-- Start of Records for the exercise --
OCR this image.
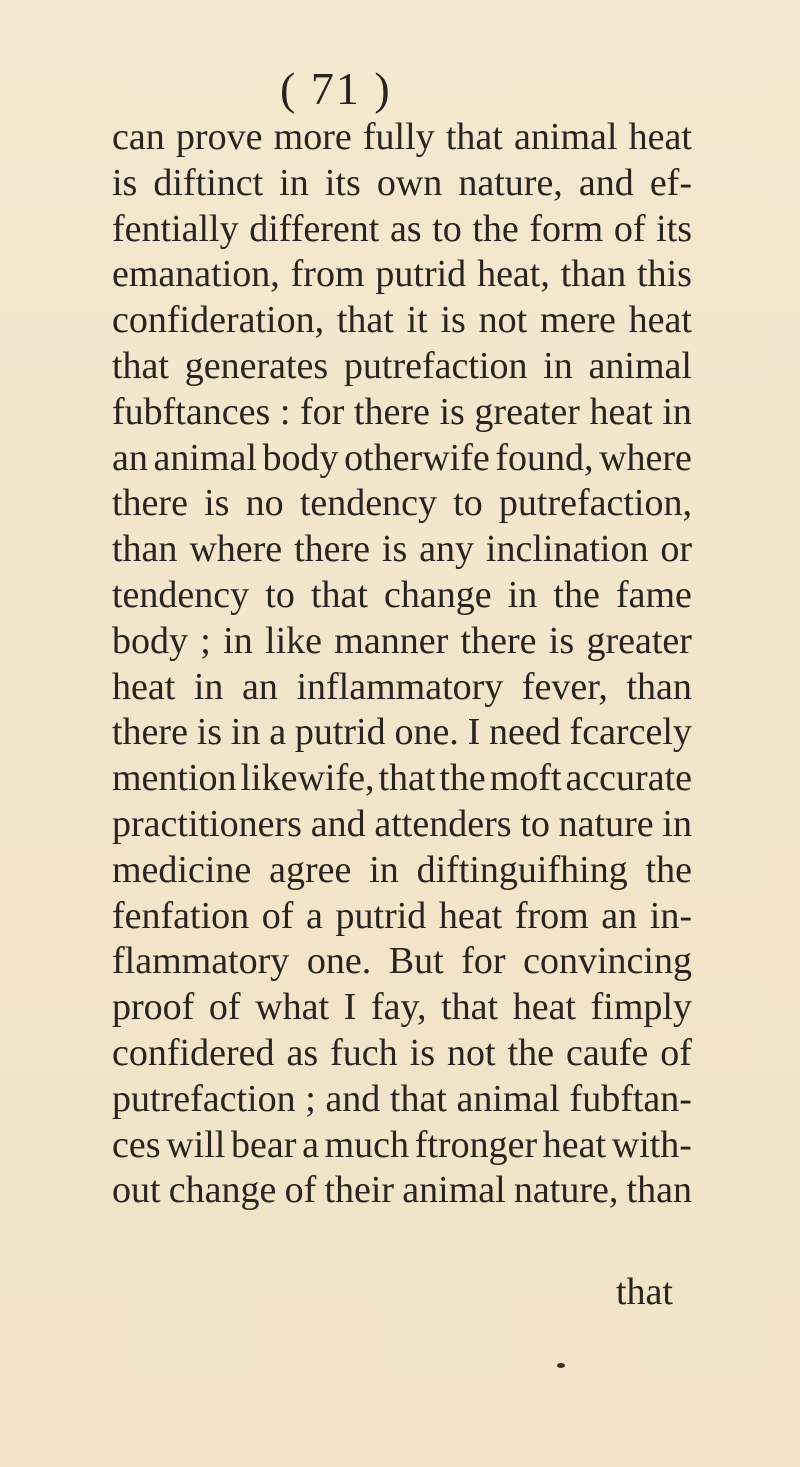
( 71 )
can prove more fully that animal heat
is diftinct in its own nature, and ef-
fentially different as to the form of its
emanation, from putrid heat, than this
confideration, that it is not mere heat
that generates putrefaction in animal
fubftances : for there is greater heat in
an animal body otherwife found, where
there is no tendency to putrefaction,
than where there is any inclination or
tendency to that change in the fame
body ; in like manner there is greater
heat in an inflammatory fever, than
there is in a putrid one. I need fcarcely
mention likewife, that the moft accurate
practitioners and attenders to nature in
medicine agree in diftinguifhing the
fenfation of a putrid heat from an in-
flammatory one. But for convincing
proof of what I fay, that heat fimply
confidered as fuch is not the caufe of
putrefaction ; and that animal fubftan-
ces will bear a much ftronger heat with-
out change of their animal nature, than
that
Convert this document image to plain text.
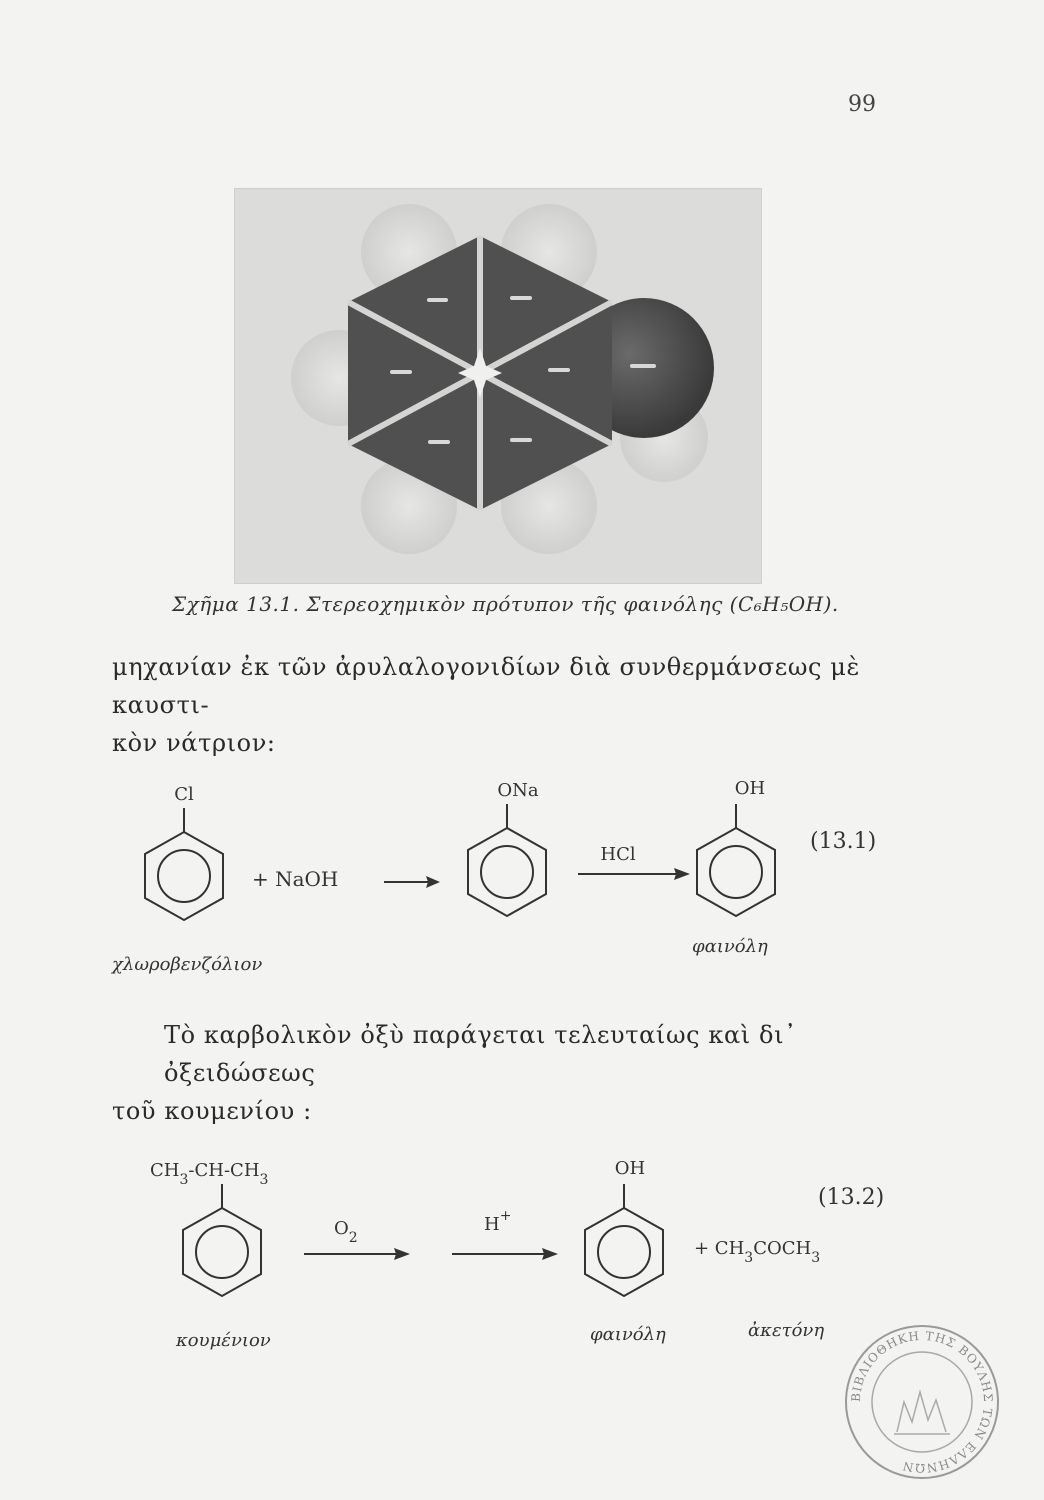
99
Σχῆμα 13.1. Στερεοχημικὸν πρότυπον τῆς φαινόλης (C₆H₅OH).
μηχανίαν ἐκ τῶν ἀρυλαλογονιδίων διὰ συνθερμάνσεως μὲ καυστι-
κὸν νάτριον:
Cl
+ NaOH
ONa
HCl
OH
(13.1)
χλωροβενζόλιον
φαινόλη
Τὸ καρβολικὸν ὀξὺ παράγεται τελευταίως καὶ δι᾽ ὀξειδώσεως
τοῦ κουμενίου :
$CH_3-CH-CH_3$
$O_2$
H+
OH
+ $CH_3COCH_3$
(13.2)
κουμένιον	φαινόλη	ἀκετόνη
ΒΙΒΛΙΟΘΗΚΗ ΤΗΣ ΒΟΥΛΗΣ ΤΩΝ ΕΛΛΗΝΩΝ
-- End of Records for the exercise --
### Problem statement
Reproduce each record from above exactly; pictures do not belong in the copy.

### Output for this task
OCR this image.
( 71 )
can prove more fully that animal heat
is diftinct in its own nature, and ef-
fentially different as to the form of its
emanation, from putrid heat, than this
confideration, that it is not mere heat
that generates putrefaction in animal
fubftances : for there is greater heat in
an animal body otherwife found, where
there is no tendency to putrefaction,
than where there is any inclination or
tendency to that change in the fame
body ; in like manner there is greater
heat in an inflammatory fever, than
there is in a putrid one. I need fcarcely
mention likewife, that the moft accurate
practitioners and attenders to nature in
medicine agree in diftinguifhing the
fenfation of a putrid heat from an in-
flammatory one. But for convincing
proof of what I fay, that heat fimply
confidered as fuch is not the caufe of
putrefaction ; and that animal fubftan-
ces will bear a much ftronger heat with-
out change of their animal nature, than
that
Convert this document image to plain text.
99
Σχῆμα 13.1. Στερεοχημικὸν πρότυπον τῆς φαινόλης (C₆H₅OH).
μηχανίαν ἐκ τῶν ἀρυλαλογονιδίων διὰ συνθερμάνσεως μὲ καυστι-
κὸν νάτριον:
Cl
+ NaOH
ONa
HCl
OH
(13.1)
χλωροβενζόλιον
φαινόλη
Τὸ καρβολικὸν ὀξὺ παράγεται τελευταίως καὶ δι᾽ ὀξειδώσεως
τοῦ κουμενίου :
$CH_3-CH-CH_3$
$O_2$
H+
OH
+ $CH_3COCH_3$
(13.2)
κουμένιον	φαινόλη	ἀκετόνη
ΒΙΒΛΙΟΘΗΚΗ ΤΗΣ ΒΟΥΛΗΣ ΤΩΝ ΕΛΛΗΝΩΝ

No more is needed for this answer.